(GIVEN EXERCISE) Using the records below, please work out how many lines contain "качества"; answer with the number alone.

(Dataset entries)

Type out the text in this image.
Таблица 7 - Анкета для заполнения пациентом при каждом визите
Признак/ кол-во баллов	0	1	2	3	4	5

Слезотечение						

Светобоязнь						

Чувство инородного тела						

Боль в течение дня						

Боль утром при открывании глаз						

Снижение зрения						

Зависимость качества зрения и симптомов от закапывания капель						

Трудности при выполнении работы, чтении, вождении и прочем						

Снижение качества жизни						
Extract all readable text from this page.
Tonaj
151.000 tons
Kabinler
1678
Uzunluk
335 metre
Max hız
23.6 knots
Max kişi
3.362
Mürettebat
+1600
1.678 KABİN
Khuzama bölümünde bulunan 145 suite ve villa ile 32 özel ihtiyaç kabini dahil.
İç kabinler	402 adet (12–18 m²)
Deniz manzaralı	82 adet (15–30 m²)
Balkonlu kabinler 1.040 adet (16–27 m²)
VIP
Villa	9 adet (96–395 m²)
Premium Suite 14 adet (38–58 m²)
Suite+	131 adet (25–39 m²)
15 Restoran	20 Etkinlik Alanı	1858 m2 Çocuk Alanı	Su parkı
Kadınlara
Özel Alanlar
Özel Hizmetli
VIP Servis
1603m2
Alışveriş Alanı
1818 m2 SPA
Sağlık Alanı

(SOLUTION) 2